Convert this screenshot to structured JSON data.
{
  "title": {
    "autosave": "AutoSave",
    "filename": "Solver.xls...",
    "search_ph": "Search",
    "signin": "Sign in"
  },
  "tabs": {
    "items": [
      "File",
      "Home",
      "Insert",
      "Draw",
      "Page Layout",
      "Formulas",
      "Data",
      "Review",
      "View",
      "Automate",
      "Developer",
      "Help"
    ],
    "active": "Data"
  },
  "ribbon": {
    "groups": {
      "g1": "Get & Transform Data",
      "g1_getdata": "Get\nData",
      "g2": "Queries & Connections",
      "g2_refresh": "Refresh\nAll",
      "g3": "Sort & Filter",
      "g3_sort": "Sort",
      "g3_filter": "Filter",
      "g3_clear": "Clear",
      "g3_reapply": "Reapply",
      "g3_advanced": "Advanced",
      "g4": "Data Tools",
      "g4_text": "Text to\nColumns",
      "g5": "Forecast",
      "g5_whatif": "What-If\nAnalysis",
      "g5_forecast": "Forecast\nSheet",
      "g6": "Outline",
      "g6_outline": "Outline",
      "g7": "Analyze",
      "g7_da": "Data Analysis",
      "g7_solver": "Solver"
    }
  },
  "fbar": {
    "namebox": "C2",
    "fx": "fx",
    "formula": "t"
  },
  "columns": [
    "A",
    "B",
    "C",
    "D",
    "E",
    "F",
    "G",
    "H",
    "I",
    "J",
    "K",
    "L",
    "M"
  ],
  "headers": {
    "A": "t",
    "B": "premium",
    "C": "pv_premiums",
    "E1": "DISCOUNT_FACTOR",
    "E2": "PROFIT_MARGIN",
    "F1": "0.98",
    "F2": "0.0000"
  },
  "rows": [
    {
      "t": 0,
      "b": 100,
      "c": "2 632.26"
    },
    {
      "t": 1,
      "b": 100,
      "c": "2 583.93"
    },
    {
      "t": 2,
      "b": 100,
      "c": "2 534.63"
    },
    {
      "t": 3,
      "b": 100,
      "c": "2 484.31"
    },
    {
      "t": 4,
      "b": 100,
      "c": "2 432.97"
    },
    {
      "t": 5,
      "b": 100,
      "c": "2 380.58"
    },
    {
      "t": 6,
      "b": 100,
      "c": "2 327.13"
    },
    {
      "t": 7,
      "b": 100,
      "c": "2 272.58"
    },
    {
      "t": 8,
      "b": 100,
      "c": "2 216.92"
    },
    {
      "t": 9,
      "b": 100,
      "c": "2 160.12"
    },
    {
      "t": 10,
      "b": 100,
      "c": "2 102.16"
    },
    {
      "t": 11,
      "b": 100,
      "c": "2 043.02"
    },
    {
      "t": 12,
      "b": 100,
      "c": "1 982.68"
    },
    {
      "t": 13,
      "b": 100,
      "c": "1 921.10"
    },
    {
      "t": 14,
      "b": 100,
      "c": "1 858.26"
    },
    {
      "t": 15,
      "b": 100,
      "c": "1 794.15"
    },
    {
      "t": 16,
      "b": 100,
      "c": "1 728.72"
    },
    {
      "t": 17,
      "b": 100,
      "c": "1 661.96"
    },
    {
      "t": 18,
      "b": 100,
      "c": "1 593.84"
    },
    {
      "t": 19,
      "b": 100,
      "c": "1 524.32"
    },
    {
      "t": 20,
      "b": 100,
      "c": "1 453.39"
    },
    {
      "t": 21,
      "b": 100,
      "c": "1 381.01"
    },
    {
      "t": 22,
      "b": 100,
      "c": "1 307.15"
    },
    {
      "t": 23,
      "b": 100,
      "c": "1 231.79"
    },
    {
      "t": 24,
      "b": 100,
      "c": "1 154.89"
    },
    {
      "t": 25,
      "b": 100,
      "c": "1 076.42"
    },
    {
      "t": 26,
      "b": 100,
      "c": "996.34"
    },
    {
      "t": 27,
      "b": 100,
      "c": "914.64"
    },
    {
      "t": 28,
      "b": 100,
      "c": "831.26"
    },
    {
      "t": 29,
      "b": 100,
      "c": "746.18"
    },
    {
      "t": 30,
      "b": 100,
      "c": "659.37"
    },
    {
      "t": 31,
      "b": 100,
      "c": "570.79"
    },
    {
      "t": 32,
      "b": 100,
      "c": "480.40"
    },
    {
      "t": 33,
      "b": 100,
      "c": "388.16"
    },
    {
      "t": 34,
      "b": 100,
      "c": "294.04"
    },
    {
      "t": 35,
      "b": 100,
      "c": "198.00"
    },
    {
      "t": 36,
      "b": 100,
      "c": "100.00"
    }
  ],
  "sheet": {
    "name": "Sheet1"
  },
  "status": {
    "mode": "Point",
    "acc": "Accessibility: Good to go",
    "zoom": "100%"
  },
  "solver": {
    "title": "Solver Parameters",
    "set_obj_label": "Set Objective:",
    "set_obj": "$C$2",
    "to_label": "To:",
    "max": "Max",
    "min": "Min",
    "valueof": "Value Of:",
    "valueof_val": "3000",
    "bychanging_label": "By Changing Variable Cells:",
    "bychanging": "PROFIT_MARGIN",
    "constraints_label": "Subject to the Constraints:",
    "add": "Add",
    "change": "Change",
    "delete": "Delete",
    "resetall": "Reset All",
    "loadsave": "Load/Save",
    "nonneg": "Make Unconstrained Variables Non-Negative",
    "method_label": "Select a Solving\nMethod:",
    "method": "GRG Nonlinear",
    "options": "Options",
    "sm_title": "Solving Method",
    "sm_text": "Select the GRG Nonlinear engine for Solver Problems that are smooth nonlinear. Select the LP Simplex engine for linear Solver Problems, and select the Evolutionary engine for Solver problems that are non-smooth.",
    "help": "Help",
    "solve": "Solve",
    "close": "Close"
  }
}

- Problem -
Print the entries exactly. Include every one.

- Exercise response -
Convert this screenshot to structured JSON data.
{
  "title": {
    "autosave": "AutoSave",
    "filename": "Solver.xls...",
    "search_ph": "Search",
    "signin": "Sign in"
  },
  "tabs": {
    "items": [
      "File",
      "Home",
      "Insert",
      "Draw",
      "Page Layout",
      "Formulas",
      "Data",
      "Review",
      "View",
      "Automate",
      "Developer",
      "Help"
    ],
    "active": "Data"
  },
  "ribbon": {
    "groups": {
      "g1": "Get & Transform Data",
      "g1_getdata": "Get\nData",
      "g2": "Queries & Connections",
      "g2_refresh": "Refresh\nAll",
      "g3": "Sort & Filter",
      "g3_sort": "Sort",
      "g3_filter": "Filter",
      "g3_clear": "Clear",
      "g3_reapply": "Reapply",
      "g3_advanced": "Advanced",
      "g4": "Data Tools",
      "g4_text": "Text to\nColumns",
      "g5": "Forecast",
      "g5_whatif": "What-If\nAnalysis",
      "g5_forecast": "Forecast\nSheet",
      "g6": "Outline",
      "g6_outline": "Outline",
      "g7": "Analyze",
      "g7_da": "Data Analysis",
      "g7_solver": "Solver"
    }
  },
  "fbar": {
    "namebox": "C2",
    "fx": "fx",
    "formula": "t"
  },
  "columns": [
    "A",
    "B",
    "C",
    "D",
    "E",
    "F",
    "G",
    "H",
    "I",
    "J",
    "K",
    "L",
    "M"
  ],
  "headers": {
    "A": "t",
    "B": "premium",
    "C": "pv_premiums",
    "E1": "DISCOUNT_FACTOR",
    "E2": "PROFIT_MARGIN",
    "F1": "0.98",
    "F2": "0.0000"
  },
  "rows": [
    {
      "t": 0,
      "b": 100,
      "c": "2 632.26"
    },
    {
      "t": 1,
      "b": 100,
      "c": "2 583.93"
    },
    {
      "t": 2,
      "b": 100,
      "c": "2 534.63"
    },
    {
      "t": 3,
      "b": 100,
      "c": "2 484.31"
    },
    {
      "t": 4,
      "b": 100,
      "c": "2 432.97"
    },
    {
      "t": 5,
      "b": 100,
      "c": "2 380.58"
    },
    {
      "t": 6,
      "b": 100,
      "c": "2 327.13"
    },
    {
      "t": 7,
      "b": 100,
      "c": "2 272.58"
    },
    {
      "t": 8,
      "b": 100,
      "c": "2 216.92"
    },
    {
      "t": 9,
      "b": 100,
      "c": "2 160.12"
    },
    {
      "t": 10,
      "b": 100,
      "c": "2 102.16"
    },
    {
      "t": 11,
      "b": 100,
      "c": "2 043.02"
    },
    {
      "t": 12,
      "b": 100,
      "c": "1 982.68"
    },
    {
      "t": 13,
      "b": 100,
      "c": "1 921.10"
    },
    {
      "t": 14,
      "b": 100,
      "c": "1 858.26"
    },
    {
      "t": 15,
      "b": 100,
      "c": "1 794.15"
    },
    {
      "t": 16,
      "b": 100,
      "c": "1 728.72"
    },
    {
      "t": 17,
      "b": 100,
      "c": "1 661.96"
    },
    {
      "t": 18,
      "b": 100,
      "c": "1 593.84"
    },
    {
      "t": 19,
      "b": 100,
      "c": "1 524.32"
    },
    {
      "t": 20,
      "b": 100,
      "c": "1 453.39"
    },
    {
      "t": 21,
      "b": 100,
      "c": "1 381.01"
    },
    {
      "t": 22,
      "b": 100,
      "c": "1 307.15"
    },
    {
      "t": 23,
      "b": 100,
      "c": "1 231.79"
    },
    {
      "t": 24,
      "b": 100,
      "c": "1 154.89"
    },
    {
      "t": 25,
      "b": 100,
      "c": "1 076.42"
    },
    {
      "t": 26,
      "b": 100,
      "c": "996.34"
    },
    {
      "t": 27,
      "b": 100,
      "c": "914.64"
    },
    {
      "t": 28,
      "b": 100,
      "c": "831.26"
    },
    {
      "t": 29,
      "b": 100,
      "c": "746.18"
    },
    {
      "t": 30,
      "b": 100,
      "c": "659.37"
    },
    {
      "t": 31,
      "b": 100,
      "c": "570.79"
    },
    {
      "t": 32,
      "b": 100,
      "c": "480.40"
    },
    {
      "t": 33,
      "b": 100,
      "c": "388.16"
    },
    {
      "t": 34,
      "b": 100,
      "c": "294.04"
    },
    {
      "t": 35,
      "b": 100,
      "c": "198.00"
    },
    {
      "t": 36,
      "b": 100,
      "c": "100.00"
    }
  ],
  "sheet": {
    "name": "Sheet1"
  },
  "status": {
    "mode": "Point",
    "acc": "Accessibility: Good to go",
    "zoom": "100%"
  },
  "solver": {
    "title": "Solver Parameters",
    "set_obj_label": "Set Objective:",
    "set_obj": "$C$2",
    "to_label": "To:",
    "max": "Max",
    "min": "Min",
    "valueof": "Value Of:",
    "valueof_val": "3000",
    "bychanging_label": "By Changing Variable Cells:",
    "bychanging": "PROFIT_MARGIN",
    "constraints_label": "Subject to the Constraints:",
    "add": "Add",
    "change": "Change",
    "delete": "Delete",
    "resetall": "Reset All",
    "loadsave": "Load/Save",
    "nonneg": "Make Unconstrained Variables Non-Negative",
    "method_label": "Select a Solving\nMethod:",
    "method": "GRG Nonlinear",
    "options": "Options",
    "sm_title": "Solving Method",
    "sm_text": "Select the GRG Nonlinear engine for Solver Problems that are smooth nonlinear. Select the LP Simplex engine for linear Solver Problems, and select the Evolutionary engine for Solver problems that are non-smooth.",
    "help": "Help",
    "solve": "Solve",
    "close": "Close"
  }
}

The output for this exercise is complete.